**DIRECTIONS**
Look over the lines below. Report each one that includes the string "Production".
=== LISTED ENTRIES ===
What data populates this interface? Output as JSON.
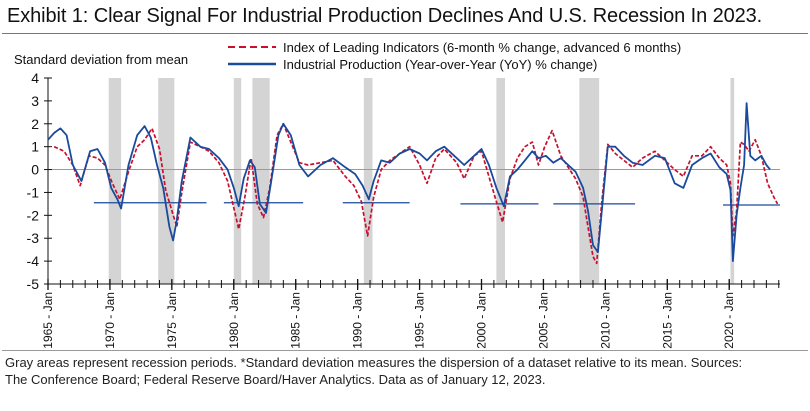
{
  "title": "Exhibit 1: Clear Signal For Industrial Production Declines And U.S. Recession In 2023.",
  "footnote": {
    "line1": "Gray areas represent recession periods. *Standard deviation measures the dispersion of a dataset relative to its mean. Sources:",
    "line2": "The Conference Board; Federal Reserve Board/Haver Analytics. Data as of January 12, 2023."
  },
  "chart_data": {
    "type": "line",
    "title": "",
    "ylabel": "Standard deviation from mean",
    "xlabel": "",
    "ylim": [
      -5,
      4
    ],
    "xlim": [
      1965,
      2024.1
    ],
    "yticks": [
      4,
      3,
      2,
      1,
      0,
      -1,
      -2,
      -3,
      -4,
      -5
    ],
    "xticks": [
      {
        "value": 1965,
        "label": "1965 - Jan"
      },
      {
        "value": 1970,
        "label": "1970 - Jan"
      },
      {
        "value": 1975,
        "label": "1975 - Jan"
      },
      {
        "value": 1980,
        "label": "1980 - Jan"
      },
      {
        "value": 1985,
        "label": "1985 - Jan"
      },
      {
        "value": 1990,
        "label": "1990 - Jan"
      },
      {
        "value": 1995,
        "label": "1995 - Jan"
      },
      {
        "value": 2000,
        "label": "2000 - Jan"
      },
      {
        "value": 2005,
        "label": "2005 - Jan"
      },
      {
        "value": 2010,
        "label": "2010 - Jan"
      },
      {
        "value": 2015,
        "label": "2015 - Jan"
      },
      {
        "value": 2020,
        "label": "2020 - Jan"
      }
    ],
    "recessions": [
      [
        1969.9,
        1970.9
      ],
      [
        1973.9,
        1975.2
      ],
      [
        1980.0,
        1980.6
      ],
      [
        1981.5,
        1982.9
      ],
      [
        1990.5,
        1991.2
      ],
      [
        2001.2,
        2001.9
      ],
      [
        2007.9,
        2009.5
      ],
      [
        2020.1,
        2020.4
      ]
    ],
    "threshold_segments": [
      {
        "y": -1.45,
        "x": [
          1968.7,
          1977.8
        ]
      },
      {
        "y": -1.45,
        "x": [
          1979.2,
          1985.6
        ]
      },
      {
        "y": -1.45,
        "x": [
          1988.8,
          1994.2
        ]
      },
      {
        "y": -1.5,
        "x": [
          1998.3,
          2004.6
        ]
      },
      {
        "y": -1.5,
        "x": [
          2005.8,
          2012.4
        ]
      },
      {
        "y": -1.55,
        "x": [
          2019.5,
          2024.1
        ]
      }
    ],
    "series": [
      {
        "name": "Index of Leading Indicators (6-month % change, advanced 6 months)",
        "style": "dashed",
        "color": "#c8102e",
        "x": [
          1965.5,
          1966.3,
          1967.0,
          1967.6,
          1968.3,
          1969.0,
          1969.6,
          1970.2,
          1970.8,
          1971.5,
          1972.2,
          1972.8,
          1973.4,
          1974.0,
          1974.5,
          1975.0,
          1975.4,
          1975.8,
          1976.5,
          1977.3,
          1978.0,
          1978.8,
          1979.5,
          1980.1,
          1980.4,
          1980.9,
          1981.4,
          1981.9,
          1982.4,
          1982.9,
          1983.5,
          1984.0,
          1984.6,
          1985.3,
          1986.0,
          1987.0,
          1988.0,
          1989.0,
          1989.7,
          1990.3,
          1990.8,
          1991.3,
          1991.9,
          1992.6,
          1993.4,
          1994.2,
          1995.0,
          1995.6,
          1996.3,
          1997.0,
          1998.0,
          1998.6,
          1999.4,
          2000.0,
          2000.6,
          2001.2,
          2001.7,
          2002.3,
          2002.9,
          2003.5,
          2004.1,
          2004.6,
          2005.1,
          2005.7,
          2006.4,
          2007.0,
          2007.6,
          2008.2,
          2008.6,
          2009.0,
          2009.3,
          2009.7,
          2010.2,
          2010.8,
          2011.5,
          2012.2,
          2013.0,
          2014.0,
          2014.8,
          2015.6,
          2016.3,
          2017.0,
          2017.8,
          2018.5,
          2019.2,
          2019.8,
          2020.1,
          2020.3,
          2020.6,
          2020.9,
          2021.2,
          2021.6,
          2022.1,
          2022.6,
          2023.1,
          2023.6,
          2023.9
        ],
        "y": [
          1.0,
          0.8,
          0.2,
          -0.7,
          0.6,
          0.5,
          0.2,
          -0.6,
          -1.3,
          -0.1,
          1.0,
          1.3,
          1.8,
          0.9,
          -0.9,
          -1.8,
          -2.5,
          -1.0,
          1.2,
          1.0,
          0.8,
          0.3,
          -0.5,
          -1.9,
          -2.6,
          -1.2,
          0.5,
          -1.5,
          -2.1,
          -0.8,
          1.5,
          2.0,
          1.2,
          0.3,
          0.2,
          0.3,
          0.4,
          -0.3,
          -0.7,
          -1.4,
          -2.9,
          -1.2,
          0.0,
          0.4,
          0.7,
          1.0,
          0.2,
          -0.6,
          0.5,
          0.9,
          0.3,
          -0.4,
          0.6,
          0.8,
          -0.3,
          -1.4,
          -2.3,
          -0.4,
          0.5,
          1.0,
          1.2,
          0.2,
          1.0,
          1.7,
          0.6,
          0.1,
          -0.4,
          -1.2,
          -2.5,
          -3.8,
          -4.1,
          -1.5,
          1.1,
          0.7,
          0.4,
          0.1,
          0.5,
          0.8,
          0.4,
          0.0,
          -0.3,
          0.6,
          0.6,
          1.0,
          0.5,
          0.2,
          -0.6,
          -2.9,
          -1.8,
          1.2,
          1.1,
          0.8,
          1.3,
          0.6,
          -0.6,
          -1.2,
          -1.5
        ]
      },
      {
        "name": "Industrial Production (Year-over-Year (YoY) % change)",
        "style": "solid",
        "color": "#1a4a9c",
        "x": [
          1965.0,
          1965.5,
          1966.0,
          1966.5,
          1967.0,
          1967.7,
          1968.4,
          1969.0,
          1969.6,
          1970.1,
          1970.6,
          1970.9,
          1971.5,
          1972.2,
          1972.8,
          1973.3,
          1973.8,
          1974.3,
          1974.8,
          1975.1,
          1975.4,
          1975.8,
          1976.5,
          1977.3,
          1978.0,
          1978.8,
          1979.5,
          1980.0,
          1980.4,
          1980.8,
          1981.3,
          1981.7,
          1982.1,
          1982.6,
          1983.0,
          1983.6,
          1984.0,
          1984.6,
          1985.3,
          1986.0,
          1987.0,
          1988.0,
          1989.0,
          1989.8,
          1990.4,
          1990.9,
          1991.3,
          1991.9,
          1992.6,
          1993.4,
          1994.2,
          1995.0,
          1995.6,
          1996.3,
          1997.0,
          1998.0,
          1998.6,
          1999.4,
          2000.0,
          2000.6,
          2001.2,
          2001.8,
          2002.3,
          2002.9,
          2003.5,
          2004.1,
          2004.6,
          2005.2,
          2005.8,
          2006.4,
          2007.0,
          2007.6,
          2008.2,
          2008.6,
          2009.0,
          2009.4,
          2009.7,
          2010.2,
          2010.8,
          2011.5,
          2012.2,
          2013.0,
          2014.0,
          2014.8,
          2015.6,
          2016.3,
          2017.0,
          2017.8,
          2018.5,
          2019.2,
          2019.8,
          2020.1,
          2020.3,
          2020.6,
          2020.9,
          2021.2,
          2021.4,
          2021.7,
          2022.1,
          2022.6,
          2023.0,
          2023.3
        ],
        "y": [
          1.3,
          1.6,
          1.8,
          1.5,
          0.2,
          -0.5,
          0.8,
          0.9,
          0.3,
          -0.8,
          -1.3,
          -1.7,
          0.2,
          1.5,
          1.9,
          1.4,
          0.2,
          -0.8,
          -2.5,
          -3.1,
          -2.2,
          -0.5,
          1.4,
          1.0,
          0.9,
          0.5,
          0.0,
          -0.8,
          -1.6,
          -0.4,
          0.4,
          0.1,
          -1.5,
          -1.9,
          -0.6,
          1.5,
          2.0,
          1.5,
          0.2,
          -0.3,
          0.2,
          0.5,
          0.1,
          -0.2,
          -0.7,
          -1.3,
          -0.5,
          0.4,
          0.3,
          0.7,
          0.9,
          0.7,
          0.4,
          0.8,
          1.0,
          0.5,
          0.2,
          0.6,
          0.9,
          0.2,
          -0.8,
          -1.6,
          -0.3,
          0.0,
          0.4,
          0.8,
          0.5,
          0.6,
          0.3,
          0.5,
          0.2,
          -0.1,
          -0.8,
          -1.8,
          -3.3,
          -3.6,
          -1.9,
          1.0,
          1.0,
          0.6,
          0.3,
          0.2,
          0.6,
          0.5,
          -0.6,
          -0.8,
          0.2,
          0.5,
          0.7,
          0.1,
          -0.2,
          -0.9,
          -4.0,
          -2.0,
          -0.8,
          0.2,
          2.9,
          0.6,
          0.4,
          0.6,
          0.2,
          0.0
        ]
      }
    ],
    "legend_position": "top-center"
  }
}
===
=== LISTED ENTRIES ===
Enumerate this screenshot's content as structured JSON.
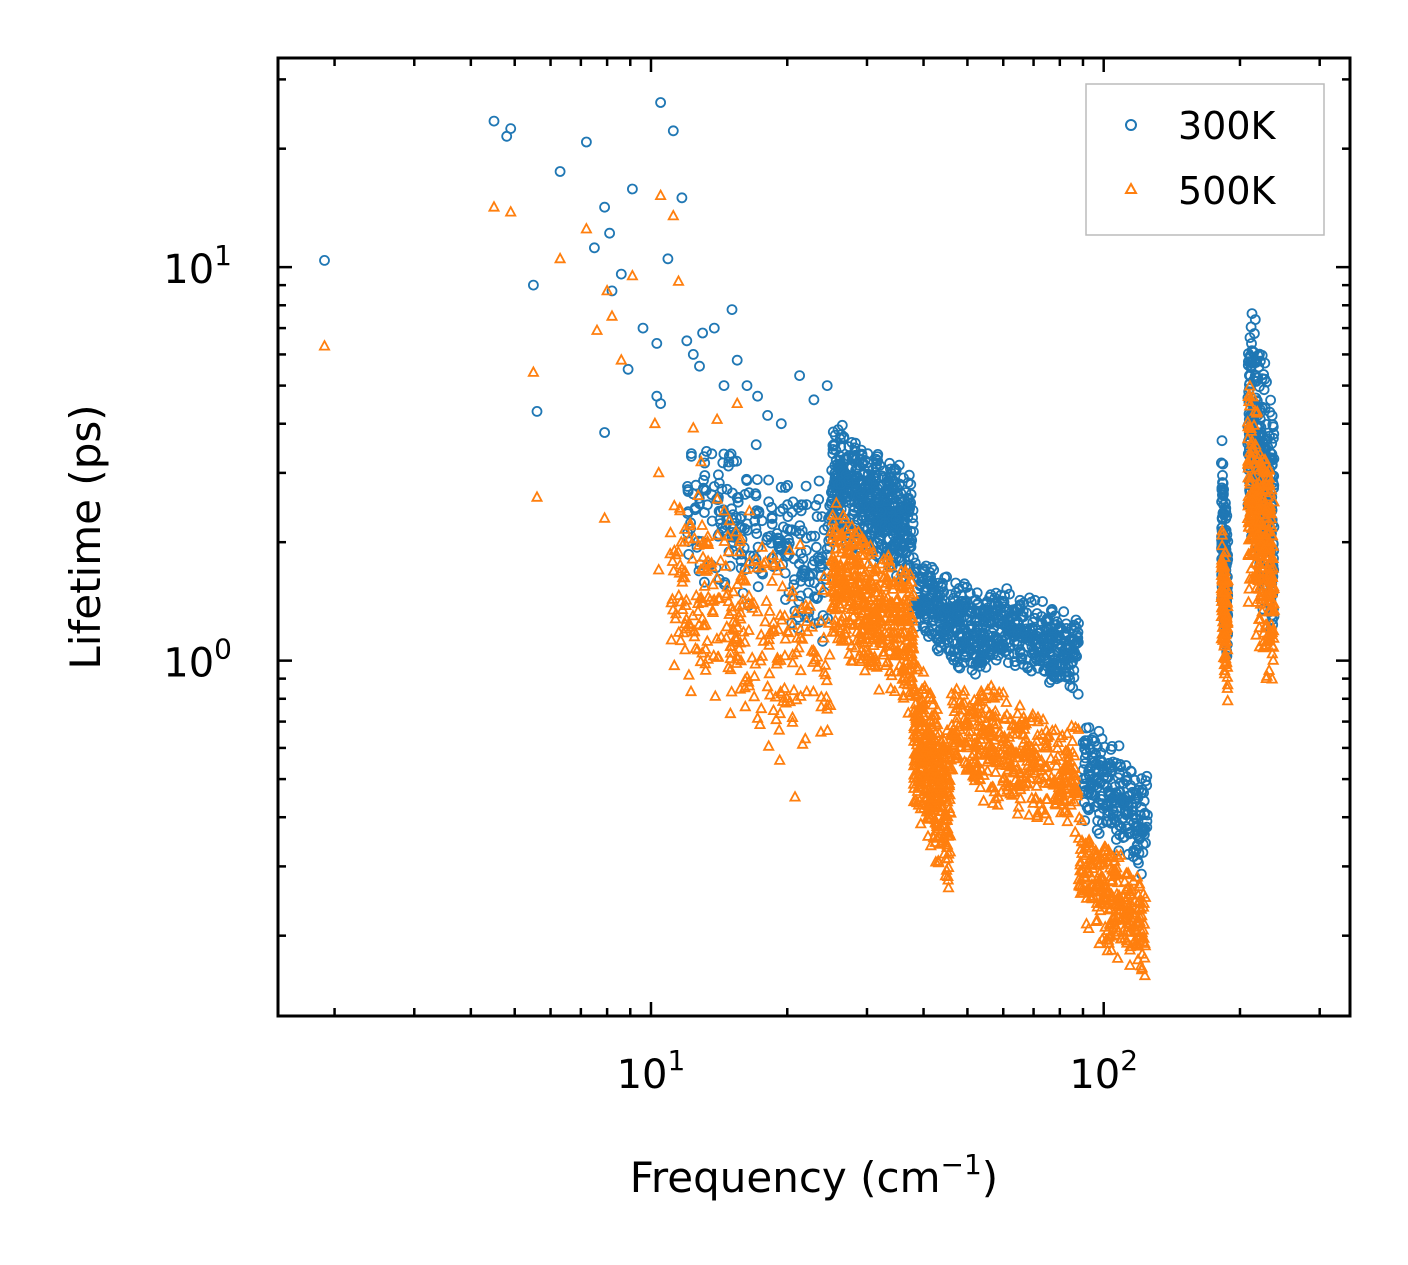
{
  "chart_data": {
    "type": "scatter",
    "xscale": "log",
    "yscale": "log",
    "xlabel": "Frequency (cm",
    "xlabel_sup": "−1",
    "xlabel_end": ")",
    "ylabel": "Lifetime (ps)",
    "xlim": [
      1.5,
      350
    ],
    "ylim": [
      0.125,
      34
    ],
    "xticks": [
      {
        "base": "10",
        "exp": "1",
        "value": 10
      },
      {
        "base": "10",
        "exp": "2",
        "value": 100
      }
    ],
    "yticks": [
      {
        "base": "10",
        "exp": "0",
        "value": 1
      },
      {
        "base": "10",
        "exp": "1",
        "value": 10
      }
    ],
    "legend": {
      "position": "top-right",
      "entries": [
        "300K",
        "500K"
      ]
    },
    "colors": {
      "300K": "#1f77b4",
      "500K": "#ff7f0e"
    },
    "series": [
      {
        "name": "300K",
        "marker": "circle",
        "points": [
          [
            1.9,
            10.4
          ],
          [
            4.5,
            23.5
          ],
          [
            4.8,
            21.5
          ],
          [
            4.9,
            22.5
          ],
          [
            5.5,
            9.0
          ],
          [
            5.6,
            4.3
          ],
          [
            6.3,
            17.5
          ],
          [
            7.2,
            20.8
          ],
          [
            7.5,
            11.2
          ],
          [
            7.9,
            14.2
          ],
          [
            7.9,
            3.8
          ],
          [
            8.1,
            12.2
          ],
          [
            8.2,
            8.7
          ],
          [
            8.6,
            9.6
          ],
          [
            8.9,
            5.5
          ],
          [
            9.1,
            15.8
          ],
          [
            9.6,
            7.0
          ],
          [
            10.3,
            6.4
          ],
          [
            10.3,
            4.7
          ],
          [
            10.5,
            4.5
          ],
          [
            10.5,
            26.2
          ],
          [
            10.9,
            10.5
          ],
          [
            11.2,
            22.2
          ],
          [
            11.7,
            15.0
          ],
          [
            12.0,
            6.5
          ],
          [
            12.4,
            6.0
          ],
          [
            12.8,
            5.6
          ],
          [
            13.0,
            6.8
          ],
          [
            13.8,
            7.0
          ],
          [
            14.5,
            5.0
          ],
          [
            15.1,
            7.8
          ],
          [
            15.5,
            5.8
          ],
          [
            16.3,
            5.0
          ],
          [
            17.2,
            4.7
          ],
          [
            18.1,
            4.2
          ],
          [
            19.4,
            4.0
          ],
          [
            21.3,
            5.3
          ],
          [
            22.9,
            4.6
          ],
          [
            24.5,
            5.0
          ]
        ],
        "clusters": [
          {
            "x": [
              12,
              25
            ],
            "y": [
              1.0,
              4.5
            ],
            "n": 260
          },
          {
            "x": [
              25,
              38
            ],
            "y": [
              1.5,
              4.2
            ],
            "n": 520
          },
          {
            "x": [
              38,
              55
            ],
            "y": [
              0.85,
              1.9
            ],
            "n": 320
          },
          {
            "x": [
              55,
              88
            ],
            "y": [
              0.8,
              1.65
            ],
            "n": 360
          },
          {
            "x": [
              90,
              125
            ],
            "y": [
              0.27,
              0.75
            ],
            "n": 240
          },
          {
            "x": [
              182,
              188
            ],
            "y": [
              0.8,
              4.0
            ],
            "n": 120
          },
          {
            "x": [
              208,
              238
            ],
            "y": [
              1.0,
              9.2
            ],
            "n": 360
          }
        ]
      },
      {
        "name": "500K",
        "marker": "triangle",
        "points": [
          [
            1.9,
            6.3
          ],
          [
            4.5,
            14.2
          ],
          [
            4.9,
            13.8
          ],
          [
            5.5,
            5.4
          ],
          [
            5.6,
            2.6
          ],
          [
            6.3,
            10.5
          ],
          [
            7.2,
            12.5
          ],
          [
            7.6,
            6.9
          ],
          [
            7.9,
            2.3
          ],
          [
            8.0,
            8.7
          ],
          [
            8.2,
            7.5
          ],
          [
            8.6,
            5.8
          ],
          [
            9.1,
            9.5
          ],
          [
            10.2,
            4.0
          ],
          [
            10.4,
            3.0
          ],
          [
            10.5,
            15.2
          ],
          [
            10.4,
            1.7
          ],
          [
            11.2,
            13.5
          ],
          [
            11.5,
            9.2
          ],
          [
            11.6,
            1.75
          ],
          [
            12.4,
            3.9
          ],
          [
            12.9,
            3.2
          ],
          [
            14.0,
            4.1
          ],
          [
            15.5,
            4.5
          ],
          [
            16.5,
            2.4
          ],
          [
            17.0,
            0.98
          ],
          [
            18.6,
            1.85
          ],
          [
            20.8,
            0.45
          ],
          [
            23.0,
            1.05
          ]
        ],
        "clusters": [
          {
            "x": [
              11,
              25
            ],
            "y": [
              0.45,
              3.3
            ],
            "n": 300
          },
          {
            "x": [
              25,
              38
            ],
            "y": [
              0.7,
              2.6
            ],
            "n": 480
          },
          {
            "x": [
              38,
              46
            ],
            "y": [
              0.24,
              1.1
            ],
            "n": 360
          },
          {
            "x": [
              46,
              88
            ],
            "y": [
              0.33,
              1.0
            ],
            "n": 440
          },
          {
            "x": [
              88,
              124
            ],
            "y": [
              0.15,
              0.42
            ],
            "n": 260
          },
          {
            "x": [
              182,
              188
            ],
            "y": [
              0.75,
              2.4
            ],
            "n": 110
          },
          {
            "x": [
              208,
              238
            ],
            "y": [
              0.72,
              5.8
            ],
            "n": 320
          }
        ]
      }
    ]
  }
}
===
**ANSWER**
  "title": "Exhibit 1: Clear Signal For Industrial Production Declines And U.S. Recession In 2023.",
        "name": "Industrial Production (Year-over-Year (YoY) % change)",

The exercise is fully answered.